(What is expected)
Locate the word "label" in the material, then show every line that holds it.

start Input records

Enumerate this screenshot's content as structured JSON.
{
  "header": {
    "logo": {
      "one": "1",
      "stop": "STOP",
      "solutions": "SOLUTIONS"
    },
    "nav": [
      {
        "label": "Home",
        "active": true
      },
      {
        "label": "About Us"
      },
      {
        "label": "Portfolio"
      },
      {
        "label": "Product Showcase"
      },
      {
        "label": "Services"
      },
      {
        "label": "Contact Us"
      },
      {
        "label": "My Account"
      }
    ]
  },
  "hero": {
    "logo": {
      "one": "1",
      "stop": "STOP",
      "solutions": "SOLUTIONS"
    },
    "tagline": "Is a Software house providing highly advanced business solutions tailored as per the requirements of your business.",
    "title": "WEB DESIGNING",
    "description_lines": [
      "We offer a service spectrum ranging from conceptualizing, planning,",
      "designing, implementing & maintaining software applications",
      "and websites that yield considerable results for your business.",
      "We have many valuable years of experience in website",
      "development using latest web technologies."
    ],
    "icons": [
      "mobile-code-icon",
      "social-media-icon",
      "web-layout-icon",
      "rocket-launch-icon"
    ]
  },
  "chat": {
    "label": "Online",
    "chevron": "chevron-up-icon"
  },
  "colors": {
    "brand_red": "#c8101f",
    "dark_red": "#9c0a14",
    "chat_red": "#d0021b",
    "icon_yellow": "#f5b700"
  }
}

end Input records

(Complete output)
        "label": "Home",
        "label": "About Us"
        "label": "Portfolio"
        "label": "Product Showcase"
        "label": "Services"
        "label": "Contact Us"
        "label": "My Account"
    "label": "Online",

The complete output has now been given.